▸ **WRITTEN EXERCISE**:
Find and copy every line in the records that includes the string "page".

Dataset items
** Begin **

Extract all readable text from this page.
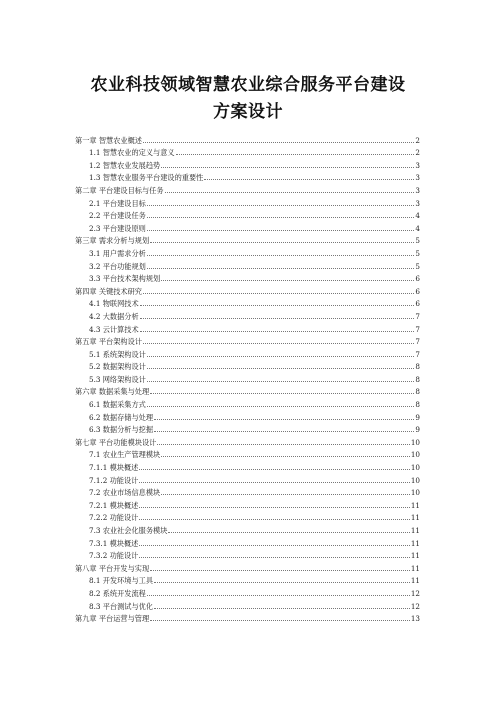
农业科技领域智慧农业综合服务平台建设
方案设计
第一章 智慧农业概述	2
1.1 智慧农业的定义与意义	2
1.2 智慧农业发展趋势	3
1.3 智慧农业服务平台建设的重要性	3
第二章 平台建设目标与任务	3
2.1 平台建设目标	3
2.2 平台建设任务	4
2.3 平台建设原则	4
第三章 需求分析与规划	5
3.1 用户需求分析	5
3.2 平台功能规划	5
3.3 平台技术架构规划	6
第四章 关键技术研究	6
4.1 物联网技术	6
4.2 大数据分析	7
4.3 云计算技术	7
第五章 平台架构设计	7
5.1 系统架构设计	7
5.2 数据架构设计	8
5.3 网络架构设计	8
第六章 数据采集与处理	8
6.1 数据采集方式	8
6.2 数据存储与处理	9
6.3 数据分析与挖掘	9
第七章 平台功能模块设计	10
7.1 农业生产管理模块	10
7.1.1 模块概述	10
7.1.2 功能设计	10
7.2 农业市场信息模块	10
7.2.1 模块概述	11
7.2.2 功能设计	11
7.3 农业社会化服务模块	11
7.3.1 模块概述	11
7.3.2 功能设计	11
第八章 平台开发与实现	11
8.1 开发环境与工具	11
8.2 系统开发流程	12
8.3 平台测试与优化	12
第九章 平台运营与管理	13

** End **
** Begin **

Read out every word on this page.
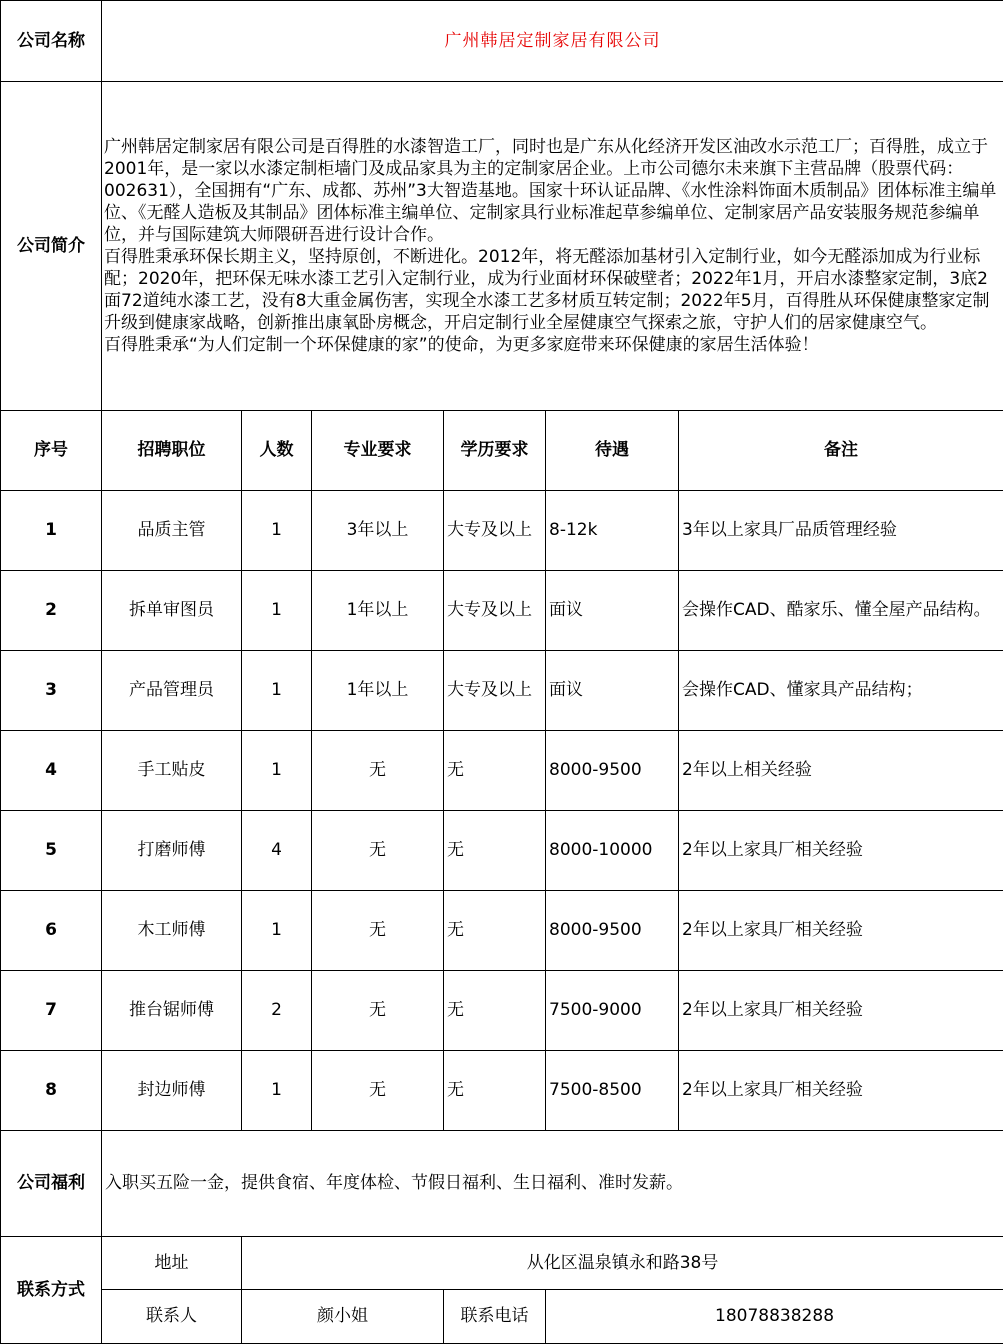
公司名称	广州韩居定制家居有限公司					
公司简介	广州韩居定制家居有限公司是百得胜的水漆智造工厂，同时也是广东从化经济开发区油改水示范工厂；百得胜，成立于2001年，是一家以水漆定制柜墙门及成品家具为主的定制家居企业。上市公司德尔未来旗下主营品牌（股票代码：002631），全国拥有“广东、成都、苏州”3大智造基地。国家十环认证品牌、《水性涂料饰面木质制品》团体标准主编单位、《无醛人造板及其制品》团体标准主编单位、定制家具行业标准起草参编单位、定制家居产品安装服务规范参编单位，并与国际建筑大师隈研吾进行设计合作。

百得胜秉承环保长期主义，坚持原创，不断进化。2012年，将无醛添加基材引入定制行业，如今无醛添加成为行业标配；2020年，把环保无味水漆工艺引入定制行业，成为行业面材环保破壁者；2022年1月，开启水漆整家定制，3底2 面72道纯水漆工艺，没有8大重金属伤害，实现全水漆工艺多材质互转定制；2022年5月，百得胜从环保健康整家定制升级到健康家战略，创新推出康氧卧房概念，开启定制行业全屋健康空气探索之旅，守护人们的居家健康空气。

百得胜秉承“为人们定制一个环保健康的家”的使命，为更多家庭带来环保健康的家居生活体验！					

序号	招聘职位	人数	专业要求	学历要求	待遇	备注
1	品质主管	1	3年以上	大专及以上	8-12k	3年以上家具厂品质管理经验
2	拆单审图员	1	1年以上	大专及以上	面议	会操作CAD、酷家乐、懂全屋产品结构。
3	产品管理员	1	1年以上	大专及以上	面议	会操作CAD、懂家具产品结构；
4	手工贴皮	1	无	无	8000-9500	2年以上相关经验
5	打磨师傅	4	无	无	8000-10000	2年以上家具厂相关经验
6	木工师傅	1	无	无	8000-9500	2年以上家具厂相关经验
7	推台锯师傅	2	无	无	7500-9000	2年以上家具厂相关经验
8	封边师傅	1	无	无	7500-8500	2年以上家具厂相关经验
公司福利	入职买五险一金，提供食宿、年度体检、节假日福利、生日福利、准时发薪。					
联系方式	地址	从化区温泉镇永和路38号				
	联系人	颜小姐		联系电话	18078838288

** End **

▸ **EXERCISE RESPONSE**:
Extract all readable text from this page.
Read out every word on this page.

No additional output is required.